● WORK TO BE COMPLETED
Extract the lines that hold the string "title".

────────────────

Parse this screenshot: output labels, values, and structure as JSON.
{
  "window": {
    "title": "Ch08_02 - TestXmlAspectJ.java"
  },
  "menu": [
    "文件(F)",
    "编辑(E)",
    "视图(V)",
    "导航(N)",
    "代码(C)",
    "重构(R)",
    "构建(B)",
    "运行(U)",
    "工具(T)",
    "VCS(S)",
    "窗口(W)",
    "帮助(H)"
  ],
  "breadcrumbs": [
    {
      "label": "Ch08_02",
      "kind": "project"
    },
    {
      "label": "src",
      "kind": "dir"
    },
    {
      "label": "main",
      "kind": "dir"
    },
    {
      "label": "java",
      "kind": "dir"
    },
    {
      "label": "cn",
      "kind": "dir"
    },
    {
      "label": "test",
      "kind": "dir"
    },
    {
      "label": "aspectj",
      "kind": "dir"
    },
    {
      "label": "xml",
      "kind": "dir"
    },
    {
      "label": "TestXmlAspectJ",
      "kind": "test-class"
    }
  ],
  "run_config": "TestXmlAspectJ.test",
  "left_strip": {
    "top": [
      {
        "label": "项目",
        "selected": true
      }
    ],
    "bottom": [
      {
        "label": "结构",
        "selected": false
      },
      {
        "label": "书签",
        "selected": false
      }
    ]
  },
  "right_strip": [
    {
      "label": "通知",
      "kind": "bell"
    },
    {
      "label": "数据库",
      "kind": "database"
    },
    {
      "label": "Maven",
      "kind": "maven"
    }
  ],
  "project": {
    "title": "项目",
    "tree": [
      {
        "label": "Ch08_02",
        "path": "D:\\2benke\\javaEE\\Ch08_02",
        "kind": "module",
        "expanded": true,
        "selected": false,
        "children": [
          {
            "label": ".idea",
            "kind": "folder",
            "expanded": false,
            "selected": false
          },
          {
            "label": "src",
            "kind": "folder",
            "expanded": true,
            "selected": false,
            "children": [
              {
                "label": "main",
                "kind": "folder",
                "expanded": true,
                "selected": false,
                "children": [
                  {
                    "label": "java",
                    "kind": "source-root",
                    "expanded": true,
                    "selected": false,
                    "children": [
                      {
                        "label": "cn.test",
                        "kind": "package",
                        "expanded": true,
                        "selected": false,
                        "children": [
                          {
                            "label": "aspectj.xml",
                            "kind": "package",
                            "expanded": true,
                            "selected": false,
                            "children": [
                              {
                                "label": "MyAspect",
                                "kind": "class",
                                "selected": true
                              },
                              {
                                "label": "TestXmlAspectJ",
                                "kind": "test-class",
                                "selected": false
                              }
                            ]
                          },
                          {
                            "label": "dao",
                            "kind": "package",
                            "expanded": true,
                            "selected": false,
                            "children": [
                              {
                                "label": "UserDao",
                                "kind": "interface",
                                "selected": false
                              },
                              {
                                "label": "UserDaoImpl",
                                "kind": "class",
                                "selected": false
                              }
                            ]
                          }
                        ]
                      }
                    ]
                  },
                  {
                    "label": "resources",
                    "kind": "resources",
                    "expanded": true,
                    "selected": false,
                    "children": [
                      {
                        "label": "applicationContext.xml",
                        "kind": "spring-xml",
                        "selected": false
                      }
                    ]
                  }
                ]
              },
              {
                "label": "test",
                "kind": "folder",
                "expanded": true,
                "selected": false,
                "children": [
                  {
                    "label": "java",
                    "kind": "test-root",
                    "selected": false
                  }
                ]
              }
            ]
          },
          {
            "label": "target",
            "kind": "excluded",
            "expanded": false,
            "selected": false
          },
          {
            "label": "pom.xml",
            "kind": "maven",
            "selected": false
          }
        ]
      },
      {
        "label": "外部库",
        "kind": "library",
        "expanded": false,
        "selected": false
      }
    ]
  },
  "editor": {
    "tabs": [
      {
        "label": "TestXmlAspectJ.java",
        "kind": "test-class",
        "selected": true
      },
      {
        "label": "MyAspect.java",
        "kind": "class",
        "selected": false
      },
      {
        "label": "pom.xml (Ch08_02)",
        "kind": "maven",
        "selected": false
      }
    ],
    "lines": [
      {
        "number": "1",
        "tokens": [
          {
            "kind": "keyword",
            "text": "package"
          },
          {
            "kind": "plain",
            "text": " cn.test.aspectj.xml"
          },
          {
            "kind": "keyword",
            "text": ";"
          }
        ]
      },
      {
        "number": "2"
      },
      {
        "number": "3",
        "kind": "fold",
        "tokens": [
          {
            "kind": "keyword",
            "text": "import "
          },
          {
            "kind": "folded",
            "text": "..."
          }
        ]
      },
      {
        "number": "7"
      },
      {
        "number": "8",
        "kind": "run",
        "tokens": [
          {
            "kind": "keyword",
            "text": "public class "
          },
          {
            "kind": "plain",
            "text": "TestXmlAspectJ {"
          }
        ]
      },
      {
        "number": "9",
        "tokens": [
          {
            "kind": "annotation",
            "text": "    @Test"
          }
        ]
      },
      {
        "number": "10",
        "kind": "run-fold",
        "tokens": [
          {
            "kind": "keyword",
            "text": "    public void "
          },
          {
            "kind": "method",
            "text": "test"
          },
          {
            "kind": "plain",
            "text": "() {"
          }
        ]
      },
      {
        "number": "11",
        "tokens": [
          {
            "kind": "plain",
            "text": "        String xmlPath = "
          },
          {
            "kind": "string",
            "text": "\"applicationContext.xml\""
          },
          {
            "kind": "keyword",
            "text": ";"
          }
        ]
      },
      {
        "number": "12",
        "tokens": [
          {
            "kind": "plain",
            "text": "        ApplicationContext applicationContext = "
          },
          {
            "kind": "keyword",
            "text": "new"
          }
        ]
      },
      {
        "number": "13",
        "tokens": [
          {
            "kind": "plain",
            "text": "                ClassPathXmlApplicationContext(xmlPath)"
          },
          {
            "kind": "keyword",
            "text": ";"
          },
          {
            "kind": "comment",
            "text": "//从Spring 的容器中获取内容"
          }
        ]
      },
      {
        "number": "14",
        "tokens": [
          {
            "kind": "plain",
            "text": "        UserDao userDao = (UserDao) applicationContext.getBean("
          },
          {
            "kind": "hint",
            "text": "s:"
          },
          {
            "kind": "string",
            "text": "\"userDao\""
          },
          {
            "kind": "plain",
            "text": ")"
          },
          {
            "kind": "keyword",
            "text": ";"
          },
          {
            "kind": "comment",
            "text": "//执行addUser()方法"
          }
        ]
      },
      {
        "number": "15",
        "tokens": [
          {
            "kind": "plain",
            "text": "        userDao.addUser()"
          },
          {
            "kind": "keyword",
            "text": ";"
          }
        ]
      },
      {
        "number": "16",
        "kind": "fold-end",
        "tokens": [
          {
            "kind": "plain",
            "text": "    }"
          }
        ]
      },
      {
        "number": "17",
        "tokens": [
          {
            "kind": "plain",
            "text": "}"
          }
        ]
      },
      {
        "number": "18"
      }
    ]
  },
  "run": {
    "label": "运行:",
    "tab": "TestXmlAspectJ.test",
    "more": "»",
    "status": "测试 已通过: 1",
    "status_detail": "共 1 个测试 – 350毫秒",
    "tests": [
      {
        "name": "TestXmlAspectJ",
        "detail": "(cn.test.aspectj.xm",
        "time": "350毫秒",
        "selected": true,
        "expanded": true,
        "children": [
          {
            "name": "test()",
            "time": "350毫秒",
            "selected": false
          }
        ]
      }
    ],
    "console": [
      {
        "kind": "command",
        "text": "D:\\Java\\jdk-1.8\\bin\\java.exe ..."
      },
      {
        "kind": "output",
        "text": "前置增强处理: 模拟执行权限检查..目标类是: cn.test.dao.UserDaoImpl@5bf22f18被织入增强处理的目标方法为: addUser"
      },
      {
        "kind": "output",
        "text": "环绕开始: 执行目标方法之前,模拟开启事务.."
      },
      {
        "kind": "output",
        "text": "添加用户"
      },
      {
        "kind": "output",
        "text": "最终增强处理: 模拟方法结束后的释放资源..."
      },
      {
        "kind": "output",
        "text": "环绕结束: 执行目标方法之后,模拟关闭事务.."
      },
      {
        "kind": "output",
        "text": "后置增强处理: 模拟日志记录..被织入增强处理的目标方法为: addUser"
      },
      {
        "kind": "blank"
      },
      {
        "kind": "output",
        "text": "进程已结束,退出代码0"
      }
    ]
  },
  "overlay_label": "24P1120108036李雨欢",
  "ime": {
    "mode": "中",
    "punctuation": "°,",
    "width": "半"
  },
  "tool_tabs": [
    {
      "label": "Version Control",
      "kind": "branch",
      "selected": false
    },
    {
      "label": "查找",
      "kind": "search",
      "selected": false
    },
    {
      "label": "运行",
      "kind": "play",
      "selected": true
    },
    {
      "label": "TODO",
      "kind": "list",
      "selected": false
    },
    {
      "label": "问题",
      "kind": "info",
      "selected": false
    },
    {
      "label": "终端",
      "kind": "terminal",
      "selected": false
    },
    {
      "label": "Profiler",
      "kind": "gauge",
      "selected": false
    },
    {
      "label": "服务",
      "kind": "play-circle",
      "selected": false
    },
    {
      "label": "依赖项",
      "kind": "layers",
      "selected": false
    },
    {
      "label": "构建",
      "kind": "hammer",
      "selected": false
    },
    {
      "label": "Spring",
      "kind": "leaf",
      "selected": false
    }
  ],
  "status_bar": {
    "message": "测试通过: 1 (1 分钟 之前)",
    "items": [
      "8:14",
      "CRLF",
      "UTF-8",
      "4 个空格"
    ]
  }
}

────────────────

● EXERCISE RESPONSE
    "title": "Ch08_02 - TestXmlAspectJ.java"
    "title": "项目",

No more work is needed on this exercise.